> [Written problem]: Would you copy out the whole listing exactly as given?

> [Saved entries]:
------------------------------------------------
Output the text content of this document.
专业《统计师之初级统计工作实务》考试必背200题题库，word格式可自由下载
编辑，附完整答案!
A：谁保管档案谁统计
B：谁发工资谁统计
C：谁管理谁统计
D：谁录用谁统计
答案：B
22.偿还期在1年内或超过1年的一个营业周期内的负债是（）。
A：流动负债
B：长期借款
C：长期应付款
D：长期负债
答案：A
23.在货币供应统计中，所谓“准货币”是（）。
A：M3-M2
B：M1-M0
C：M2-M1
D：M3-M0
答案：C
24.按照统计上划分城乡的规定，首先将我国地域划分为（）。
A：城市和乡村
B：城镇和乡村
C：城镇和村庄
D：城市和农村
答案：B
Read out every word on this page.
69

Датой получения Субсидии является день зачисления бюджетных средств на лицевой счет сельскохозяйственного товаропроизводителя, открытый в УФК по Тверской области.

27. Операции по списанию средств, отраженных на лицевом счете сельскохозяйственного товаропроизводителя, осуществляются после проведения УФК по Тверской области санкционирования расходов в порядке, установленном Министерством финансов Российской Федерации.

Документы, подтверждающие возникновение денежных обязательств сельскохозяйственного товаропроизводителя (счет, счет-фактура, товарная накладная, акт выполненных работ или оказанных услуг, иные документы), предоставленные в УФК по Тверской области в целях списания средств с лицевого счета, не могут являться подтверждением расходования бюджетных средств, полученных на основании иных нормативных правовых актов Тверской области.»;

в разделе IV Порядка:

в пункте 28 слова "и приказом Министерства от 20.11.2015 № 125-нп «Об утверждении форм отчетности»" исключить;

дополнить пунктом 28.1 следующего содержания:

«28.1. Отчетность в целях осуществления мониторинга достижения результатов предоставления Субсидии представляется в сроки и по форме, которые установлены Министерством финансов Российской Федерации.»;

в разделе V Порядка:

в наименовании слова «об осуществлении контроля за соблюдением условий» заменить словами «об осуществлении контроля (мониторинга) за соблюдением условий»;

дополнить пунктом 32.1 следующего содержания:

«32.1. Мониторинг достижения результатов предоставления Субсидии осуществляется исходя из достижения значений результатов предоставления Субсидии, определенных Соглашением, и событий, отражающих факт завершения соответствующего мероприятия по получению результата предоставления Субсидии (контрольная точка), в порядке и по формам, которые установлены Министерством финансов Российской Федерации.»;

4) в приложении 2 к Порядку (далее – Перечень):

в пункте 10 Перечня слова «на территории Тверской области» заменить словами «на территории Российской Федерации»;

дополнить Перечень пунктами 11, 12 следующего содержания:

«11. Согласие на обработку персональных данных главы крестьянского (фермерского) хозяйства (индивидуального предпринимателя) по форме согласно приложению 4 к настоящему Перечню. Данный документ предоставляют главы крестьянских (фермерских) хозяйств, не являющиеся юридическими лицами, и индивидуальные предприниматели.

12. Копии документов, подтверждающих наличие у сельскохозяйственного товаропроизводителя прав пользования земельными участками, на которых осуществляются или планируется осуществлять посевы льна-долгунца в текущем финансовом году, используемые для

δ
------------------------------------------------
> [Written response]:
Output the text content of this document.
专业《统计师之初级统计工作实务》考试必背200题题库，word格式可自由下载
编辑，附完整答案!
A：谁保管档案谁统计
B：谁发工资谁统计
C：谁管理谁统计
D：谁录用谁统计
答案：B
22.偿还期在1年内或超过1年的一个营业周期内的负债是（）。
A：流动负债
B：长期借款
C：长期应付款
D：长期负债
答案：A
23.在货币供应统计中，所谓“准货币”是（）。
A：M3-M2
B：M1-M0
C：M2-M1
D：M3-M0
答案：C
24.按照统计上划分城乡的规定，首先将我国地域划分为（）。
A：城市和乡村
B：城镇和乡村
C：城镇和村庄
D：城市和农村
答案：B
Read out every word on this page.
69

Датой получения Субсидии является день зачисления бюджетных средств на лицевой счет сельскохозяйственного товаропроизводителя, открытый в УФК по Тверской области.

27. Операции по списанию средств, отраженных на лицевом счете сельскохозяйственного товаропроизводителя, осуществляются после проведения УФК по Тверской области санкционирования расходов в порядке, установленном Министерством финансов Российской Федерации.

Документы, подтверждающие возникновение денежных обязательств сельскохозяйственного товаропроизводителя (счет, счет-фактура, товарная накладная, акт выполненных работ или оказанных услуг, иные документы), предоставленные в УФК по Тверской области в целях списания средств с лицевого счета, не могут являться подтверждением расходования бюджетных средств, полученных на основании иных нормативных правовых актов Тверской области.»;

в разделе IV Порядка:

в пункте 28 слова "и приказом Министерства от 20.11.2015 № 125-нп «Об утверждении форм отчетности»" исключить;

дополнить пунктом 28.1 следующего содержания:

«28.1. Отчетность в целях осуществления мониторинга достижения результатов предоставления Субсидии представляется в сроки и по форме, которые установлены Министерством финансов Российской Федерации.»;

в разделе V Порядка:

в наименовании слова «об осуществлении контроля за соблюдением условий» заменить словами «об осуществлении контроля (мониторинга) за соблюдением условий»;

дополнить пунктом 32.1 следующего содержания:

«32.1. Мониторинг достижения результатов предоставления Субсидии осуществляется исходя из достижения значений результатов предоставления Субсидии, определенных Соглашением, и событий, отражающих факт завершения соответствующего мероприятия по получению результата предоставления Субсидии (контрольная точка), в порядке и по формам, которые установлены Министерством финансов Российской Федерации.»;

4) в приложении 2 к Порядку (далее – Перечень):

в пункте 10 Перечня слова «на территории Тверской области» заменить словами «на территории Российской Федерации»;

дополнить Перечень пунктами 11, 12 следующего содержания:

«11. Согласие на обработку персональных данных главы крестьянского (фермерского) хозяйства (индивидуального предпринимателя) по форме согласно приложению 4 к настоящему Перечню. Данный документ предоставляют главы крестьянских (фермерских) хозяйств, не являющиеся юридическими лицами, и индивидуальные предприниматели.

12. Копии документов, подтверждающих наличие у сельскохозяйственного товаропроизводителя прав пользования земельными участками, на которых осуществляются или планируется осуществлять посевы льна-долгунца в текущем финансовом году, используемые для

δ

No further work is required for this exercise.